═══ RECORDS SUPPLIED

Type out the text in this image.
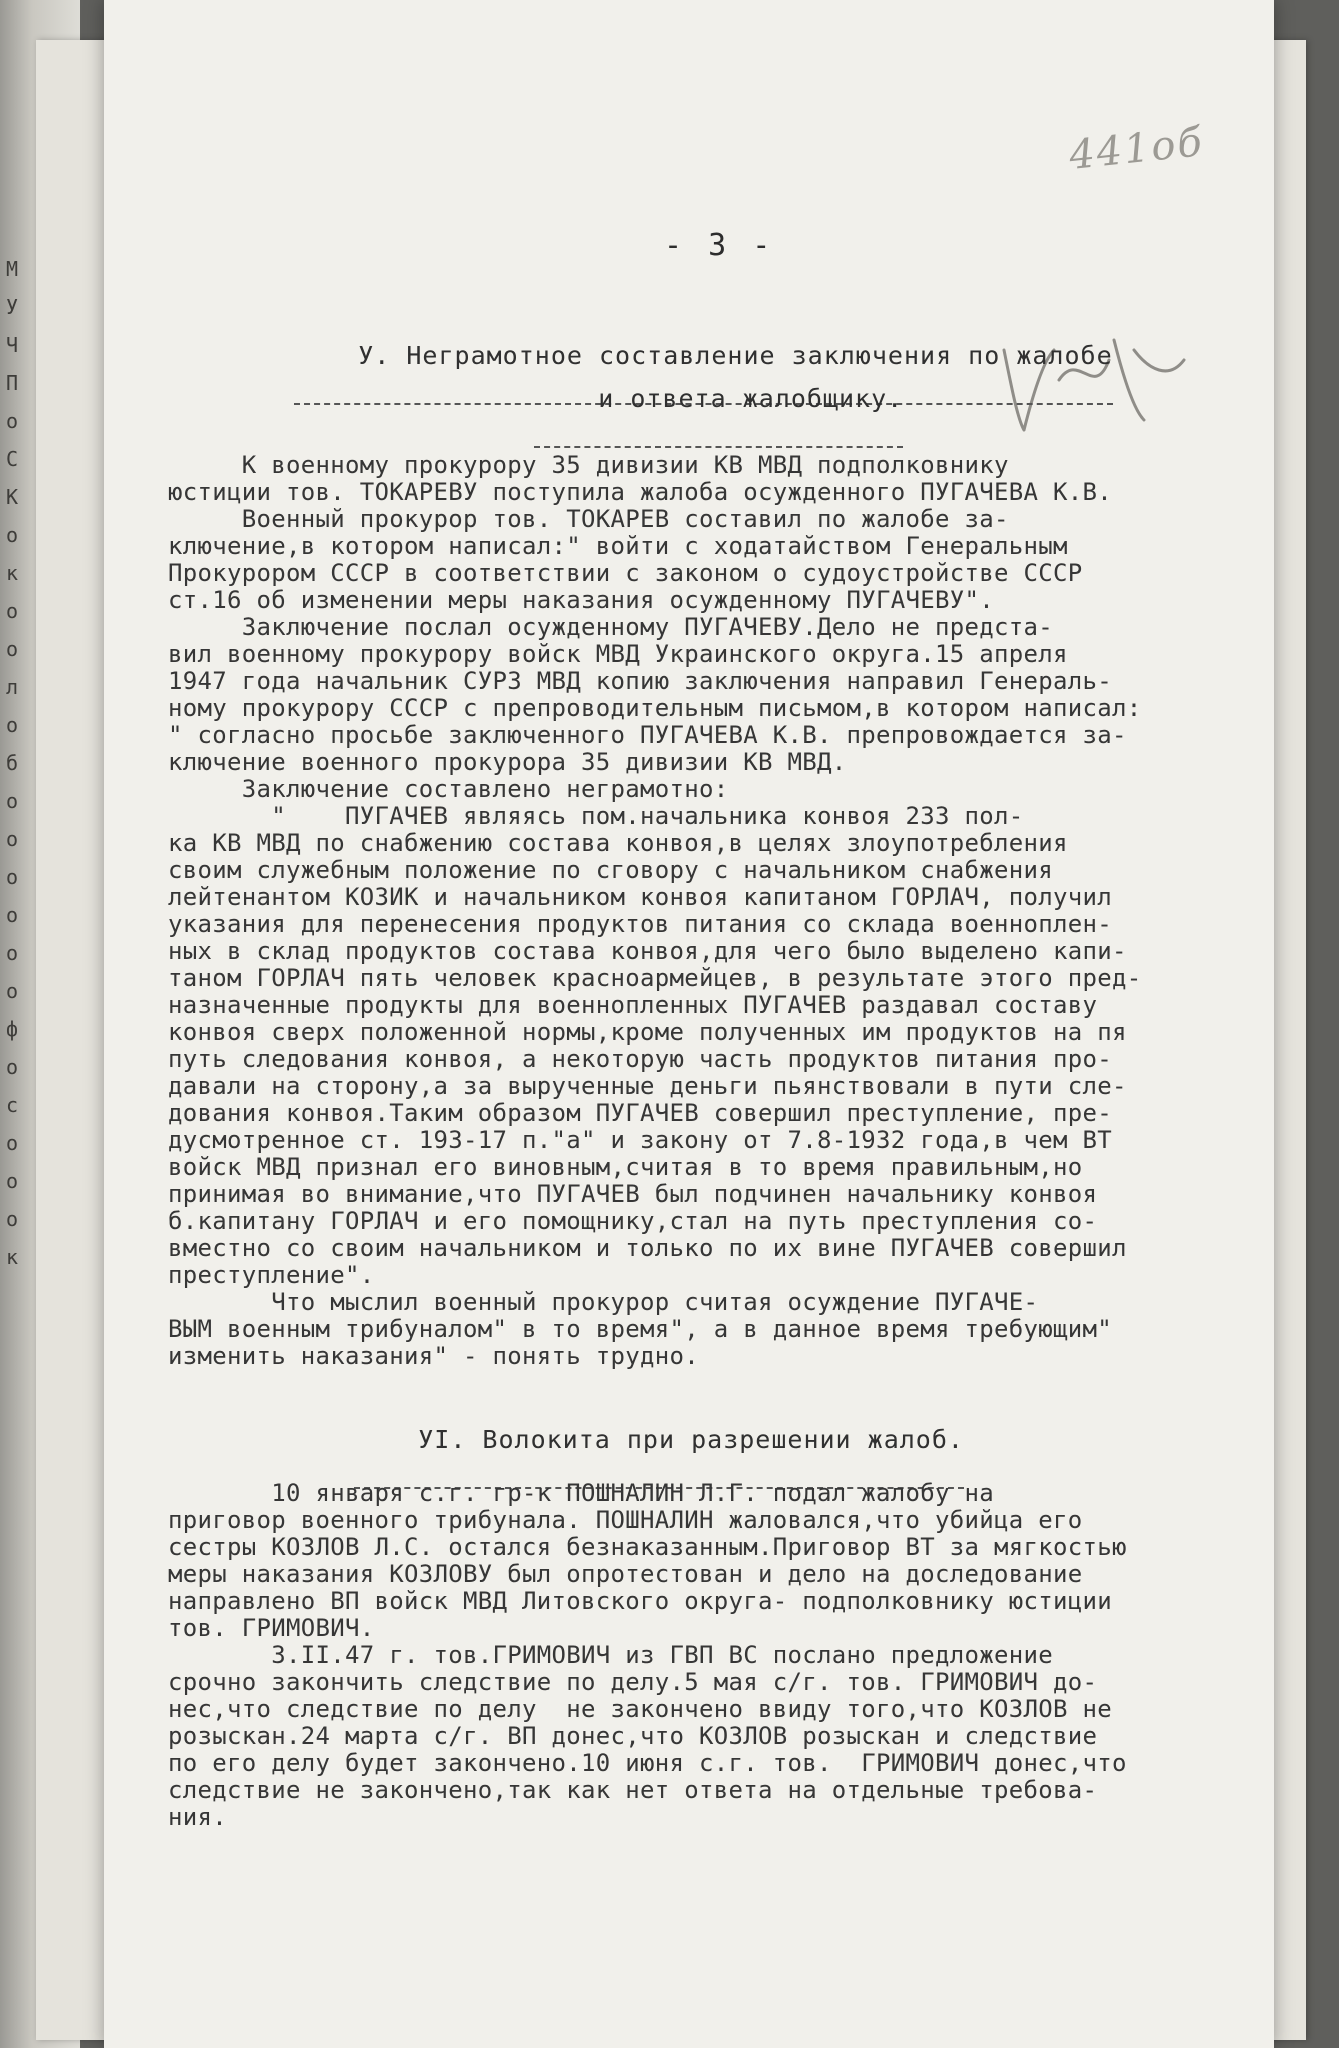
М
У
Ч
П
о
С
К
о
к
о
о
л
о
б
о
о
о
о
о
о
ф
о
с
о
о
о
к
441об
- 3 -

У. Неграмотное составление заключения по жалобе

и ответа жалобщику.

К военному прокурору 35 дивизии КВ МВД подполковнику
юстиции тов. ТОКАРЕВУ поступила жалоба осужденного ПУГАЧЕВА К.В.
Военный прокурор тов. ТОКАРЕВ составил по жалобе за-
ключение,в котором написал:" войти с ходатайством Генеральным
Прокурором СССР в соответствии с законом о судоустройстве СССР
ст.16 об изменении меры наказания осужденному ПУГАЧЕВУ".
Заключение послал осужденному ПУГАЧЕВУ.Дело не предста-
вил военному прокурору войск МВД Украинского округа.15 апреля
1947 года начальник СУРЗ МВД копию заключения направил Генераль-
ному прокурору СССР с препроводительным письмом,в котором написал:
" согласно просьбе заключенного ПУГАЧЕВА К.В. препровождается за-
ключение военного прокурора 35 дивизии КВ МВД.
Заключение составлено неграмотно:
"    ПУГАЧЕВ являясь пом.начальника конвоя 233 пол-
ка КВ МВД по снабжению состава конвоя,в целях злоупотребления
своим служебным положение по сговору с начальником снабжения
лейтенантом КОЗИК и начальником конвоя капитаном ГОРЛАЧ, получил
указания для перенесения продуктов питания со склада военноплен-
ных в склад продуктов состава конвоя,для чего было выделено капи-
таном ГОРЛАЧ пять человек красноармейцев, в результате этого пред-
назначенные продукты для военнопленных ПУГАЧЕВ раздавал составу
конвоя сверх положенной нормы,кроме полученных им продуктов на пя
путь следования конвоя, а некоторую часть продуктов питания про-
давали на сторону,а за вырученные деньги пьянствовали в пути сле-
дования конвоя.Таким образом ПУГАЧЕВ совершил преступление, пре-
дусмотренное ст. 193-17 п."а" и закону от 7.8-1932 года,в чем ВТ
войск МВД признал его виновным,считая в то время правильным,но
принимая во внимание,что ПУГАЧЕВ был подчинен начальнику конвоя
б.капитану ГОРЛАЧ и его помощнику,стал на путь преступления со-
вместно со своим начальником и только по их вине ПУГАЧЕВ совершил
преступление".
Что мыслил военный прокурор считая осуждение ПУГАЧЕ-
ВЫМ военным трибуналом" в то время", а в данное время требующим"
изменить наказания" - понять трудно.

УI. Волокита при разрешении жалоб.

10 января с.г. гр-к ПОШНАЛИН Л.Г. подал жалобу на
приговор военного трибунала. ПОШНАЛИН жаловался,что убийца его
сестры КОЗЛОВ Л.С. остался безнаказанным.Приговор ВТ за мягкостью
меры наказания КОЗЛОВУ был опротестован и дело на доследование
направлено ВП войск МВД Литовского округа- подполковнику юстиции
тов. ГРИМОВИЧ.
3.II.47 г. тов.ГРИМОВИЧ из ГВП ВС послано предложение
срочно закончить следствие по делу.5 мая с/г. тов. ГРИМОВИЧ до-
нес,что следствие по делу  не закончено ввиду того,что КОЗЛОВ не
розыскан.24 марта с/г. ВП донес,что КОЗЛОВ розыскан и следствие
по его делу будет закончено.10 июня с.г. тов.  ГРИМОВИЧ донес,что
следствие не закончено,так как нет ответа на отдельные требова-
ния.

══════

• _WHAT IS ASKED_
A faithful copy of the records above is needed, with the pictures left out.

• _EXERCISE RESPONSE_
Type out the text in this image.
М
У
Ч
П
о
С
К
о
к
о
о
л
о
б
о
о
о
о
о
о
ф
о
с
о
о
о
к
441об
- 3 -

У. Неграмотное составление заключения по жалобе

и ответа жалобщику.

К военному прокурору 35 дивизии КВ МВД подполковнику
юстиции тов. ТОКАРЕВУ поступила жалоба осужденного ПУГАЧЕВА К.В.
Военный прокурор тов. ТОКАРЕВ составил по жалобе за-
ключение,в котором написал:" войти с ходатайством Генеральным
Прокурором СССР в соответствии с законом о судоустройстве СССР
ст.16 об изменении меры наказания осужденному ПУГАЧЕВУ".
Заключение послал осужденному ПУГАЧЕВУ.Дело не предста-
вил военному прокурору войск МВД Украинского округа.15 апреля
1947 года начальник СУРЗ МВД копию заключения направил Генераль-
ному прокурору СССР с препроводительным письмом,в котором написал:
" согласно просьбе заключенного ПУГАЧЕВА К.В. препровождается за-
ключение военного прокурора 35 дивизии КВ МВД.
Заключение составлено неграмотно:
"    ПУГАЧЕВ являясь пом.начальника конвоя 233 пол-
ка КВ МВД по снабжению состава конвоя,в целях злоупотребления
своим служебным положение по сговору с начальником снабжения
лейтенантом КОЗИК и начальником конвоя капитаном ГОРЛАЧ, получил
указания для перенесения продуктов питания со склада военноплен-
ных в склад продуктов состава конвоя,для чего было выделено капи-
таном ГОРЛАЧ пять человек красноармейцев, в результате этого пред-
назначенные продукты для военнопленных ПУГАЧЕВ раздавал составу
конвоя сверх положенной нормы,кроме полученных им продуктов на пя
путь следования конвоя, а некоторую часть продуктов питания про-
давали на сторону,а за вырученные деньги пьянствовали в пути сле-
дования конвоя.Таким образом ПУГАЧЕВ совершил преступление, пре-
дусмотренное ст. 193-17 п."а" и закону от 7.8-1932 года,в чем ВТ
войск МВД признал его виновным,считая в то время правильным,но
принимая во внимание,что ПУГАЧЕВ был подчинен начальнику конвоя
б.капитану ГОРЛАЧ и его помощнику,стал на путь преступления со-
вместно со своим начальником и только по их вине ПУГАЧЕВ совершил
преступление".
Что мыслил военный прокурор считая осуждение ПУГАЧЕ-
ВЫМ военным трибуналом" в то время", а в данное время требующим"
изменить наказания" - понять трудно.

УI. Волокита при разрешении жалоб.

10 января с.г. гр-к ПОШНАЛИН Л.Г. подал жалобу на
приговор военного трибунала. ПОШНАЛИН жаловался,что убийца его
сестры КОЗЛОВ Л.С. остался безнаказанным.Приговор ВТ за мягкостью
меры наказания КОЗЛОВУ был опротестован и дело на доследование
направлено ВП войск МВД Литовского округа- подполковнику юстиции
тов. ГРИМОВИЧ.
3.II.47 г. тов.ГРИМОВИЧ из ГВП ВС послано предложение
срочно закончить следствие по делу.5 мая с/г. тов. ГРИМОВИЧ до-
нес,что следствие по делу  не закончено ввиду того,что КОЗЛОВ не
розыскан.24 марта с/г. ВП донес,что КОЗЛОВ розыскан и следствие
по его делу будет закончено.10 июня с.г. тов.  ГРИМОВИЧ донес,что
следствие не закончено,так как нет ответа на отдельные требова-
ния.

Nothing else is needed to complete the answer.